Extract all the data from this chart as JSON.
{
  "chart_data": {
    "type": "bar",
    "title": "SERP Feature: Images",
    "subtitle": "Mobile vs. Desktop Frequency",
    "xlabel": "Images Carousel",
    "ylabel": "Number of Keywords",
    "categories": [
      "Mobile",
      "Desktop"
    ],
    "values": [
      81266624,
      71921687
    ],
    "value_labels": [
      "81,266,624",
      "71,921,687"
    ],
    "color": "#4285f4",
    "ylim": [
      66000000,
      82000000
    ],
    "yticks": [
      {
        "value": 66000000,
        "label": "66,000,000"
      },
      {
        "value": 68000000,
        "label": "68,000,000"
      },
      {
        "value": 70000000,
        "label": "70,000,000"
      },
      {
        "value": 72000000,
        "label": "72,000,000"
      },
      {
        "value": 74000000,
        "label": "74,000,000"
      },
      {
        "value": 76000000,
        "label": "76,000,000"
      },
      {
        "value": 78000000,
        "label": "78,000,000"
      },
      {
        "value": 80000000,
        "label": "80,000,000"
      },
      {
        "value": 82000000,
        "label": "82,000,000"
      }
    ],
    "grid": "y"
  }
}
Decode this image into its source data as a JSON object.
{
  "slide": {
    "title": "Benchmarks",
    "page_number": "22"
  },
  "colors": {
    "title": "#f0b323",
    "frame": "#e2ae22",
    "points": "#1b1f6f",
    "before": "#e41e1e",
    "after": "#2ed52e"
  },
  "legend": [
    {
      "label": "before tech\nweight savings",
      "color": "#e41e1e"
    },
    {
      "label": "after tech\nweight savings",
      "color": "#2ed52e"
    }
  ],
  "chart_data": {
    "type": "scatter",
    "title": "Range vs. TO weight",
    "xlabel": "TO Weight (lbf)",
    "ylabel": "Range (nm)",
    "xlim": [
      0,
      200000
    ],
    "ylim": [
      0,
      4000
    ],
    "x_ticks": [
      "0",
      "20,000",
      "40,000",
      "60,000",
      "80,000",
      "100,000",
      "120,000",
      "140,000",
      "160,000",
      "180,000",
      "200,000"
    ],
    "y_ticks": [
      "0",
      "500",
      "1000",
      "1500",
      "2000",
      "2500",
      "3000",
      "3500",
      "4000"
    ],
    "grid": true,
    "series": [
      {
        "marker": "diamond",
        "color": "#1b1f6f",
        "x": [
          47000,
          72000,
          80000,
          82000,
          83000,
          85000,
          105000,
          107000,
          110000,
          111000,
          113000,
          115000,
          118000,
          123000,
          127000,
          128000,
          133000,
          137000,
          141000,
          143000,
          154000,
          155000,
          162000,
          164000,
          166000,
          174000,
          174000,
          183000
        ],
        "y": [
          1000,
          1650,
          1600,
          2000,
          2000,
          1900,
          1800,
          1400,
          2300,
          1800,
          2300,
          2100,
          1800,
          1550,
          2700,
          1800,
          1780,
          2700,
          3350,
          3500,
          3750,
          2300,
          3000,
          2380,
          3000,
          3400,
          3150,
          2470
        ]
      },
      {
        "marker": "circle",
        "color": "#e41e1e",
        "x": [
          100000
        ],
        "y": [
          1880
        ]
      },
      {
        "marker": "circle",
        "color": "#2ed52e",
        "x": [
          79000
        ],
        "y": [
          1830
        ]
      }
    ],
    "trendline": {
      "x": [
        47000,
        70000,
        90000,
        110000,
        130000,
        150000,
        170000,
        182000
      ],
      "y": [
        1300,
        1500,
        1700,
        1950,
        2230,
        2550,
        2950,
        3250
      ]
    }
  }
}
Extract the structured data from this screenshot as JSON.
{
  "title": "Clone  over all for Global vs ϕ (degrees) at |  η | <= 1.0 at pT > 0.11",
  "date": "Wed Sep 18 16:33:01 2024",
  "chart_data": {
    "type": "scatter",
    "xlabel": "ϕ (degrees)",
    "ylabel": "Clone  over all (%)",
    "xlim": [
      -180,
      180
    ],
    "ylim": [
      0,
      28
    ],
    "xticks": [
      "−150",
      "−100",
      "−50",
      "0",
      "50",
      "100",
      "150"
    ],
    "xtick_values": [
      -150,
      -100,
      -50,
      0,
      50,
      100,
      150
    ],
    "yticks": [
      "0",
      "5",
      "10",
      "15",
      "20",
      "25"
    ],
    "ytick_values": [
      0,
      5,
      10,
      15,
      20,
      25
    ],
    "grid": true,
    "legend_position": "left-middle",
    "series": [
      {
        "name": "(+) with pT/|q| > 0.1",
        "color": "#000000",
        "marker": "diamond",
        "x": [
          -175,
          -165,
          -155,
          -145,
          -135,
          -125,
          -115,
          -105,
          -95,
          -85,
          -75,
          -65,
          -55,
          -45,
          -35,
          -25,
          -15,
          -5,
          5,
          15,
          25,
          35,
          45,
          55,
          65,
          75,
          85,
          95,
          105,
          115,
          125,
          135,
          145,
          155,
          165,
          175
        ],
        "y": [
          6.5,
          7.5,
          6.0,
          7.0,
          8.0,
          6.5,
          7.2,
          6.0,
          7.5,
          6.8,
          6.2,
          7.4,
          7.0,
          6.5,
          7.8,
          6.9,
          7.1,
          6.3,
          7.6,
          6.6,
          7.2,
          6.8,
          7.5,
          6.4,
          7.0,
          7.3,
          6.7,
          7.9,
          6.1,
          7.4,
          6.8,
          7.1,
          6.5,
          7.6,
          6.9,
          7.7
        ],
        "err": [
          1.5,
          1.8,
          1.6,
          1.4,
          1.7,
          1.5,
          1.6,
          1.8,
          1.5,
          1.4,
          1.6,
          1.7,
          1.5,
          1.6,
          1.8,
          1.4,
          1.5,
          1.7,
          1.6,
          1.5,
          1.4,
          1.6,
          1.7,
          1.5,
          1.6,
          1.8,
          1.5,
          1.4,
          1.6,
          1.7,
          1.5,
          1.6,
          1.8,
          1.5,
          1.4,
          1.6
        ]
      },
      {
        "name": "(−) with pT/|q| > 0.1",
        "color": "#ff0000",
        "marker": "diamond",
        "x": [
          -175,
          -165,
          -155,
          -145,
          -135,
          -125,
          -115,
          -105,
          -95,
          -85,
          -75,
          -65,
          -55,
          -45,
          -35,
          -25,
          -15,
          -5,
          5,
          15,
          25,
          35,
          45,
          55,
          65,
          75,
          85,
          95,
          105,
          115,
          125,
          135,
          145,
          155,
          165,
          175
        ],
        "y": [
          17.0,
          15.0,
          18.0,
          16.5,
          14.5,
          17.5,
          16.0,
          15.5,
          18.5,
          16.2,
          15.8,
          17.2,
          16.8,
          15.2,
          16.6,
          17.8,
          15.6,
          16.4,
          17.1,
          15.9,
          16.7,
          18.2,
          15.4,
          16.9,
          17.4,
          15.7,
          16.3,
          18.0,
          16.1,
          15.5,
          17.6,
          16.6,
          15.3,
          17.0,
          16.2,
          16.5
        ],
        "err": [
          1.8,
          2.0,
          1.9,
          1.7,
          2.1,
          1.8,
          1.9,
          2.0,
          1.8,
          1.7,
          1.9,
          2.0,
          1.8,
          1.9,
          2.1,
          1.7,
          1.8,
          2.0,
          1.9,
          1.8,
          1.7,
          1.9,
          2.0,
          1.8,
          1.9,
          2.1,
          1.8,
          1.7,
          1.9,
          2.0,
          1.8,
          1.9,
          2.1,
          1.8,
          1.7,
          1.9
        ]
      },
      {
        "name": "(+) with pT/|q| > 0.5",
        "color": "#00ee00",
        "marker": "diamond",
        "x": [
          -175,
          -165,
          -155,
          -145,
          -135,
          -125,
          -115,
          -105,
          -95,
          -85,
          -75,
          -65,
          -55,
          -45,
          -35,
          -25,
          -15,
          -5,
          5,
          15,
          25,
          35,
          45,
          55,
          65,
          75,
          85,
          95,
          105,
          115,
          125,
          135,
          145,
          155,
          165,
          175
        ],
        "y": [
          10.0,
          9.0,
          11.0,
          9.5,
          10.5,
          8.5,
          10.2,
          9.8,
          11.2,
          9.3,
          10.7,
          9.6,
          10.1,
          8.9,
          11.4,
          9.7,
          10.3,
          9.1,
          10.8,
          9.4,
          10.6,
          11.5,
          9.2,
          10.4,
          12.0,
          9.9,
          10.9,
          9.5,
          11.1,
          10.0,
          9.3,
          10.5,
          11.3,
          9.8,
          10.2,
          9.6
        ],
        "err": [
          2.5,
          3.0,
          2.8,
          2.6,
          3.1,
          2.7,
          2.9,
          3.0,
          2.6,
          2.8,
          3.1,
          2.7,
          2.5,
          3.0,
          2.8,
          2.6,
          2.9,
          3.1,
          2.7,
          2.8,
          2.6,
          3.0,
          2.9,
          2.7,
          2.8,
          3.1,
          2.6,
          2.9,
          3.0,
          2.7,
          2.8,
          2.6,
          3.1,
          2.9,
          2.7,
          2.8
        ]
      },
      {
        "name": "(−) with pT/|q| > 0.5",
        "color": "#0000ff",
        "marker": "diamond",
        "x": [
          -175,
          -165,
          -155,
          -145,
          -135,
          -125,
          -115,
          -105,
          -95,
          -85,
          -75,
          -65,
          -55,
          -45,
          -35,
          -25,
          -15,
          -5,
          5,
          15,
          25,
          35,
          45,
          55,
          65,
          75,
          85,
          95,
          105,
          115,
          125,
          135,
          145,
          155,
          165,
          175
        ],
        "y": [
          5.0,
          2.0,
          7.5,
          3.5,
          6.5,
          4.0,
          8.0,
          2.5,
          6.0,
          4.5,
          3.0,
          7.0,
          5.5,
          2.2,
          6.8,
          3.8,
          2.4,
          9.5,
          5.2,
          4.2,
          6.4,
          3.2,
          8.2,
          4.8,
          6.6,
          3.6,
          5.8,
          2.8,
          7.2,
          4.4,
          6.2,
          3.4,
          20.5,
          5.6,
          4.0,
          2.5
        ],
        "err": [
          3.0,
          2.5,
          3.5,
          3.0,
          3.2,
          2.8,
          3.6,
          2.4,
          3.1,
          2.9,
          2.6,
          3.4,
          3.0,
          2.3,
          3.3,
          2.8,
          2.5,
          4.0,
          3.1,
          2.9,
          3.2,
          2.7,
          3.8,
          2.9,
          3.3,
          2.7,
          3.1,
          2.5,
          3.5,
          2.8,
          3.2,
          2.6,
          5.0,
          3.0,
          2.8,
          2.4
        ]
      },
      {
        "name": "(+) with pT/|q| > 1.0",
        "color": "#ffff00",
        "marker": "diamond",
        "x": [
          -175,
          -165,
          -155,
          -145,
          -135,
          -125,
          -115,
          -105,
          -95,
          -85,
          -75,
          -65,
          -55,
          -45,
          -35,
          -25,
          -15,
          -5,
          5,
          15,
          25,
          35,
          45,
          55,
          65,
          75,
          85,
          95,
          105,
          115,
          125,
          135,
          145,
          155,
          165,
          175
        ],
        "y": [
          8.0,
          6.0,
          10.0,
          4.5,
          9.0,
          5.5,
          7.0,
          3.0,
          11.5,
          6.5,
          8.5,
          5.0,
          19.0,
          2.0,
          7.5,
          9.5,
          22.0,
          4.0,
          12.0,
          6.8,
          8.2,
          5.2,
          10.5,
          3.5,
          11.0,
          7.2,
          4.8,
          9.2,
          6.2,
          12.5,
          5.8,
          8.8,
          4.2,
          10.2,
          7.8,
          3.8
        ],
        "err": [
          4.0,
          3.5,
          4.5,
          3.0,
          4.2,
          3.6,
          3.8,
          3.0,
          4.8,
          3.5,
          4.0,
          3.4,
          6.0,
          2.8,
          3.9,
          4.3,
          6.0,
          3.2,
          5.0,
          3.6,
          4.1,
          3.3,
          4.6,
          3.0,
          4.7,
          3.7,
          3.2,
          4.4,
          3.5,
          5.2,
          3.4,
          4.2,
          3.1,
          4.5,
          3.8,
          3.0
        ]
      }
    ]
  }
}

- TO DO -
Take every line that includes the string "Clone" and copy it.

- SOLUTION TO THIS TASK -
  "title": "Clone  over all for Global vs ϕ (degrees) at |  η | <= 1.0 at pT > 0.11",
    "ylabel": "Clone  over all (%)",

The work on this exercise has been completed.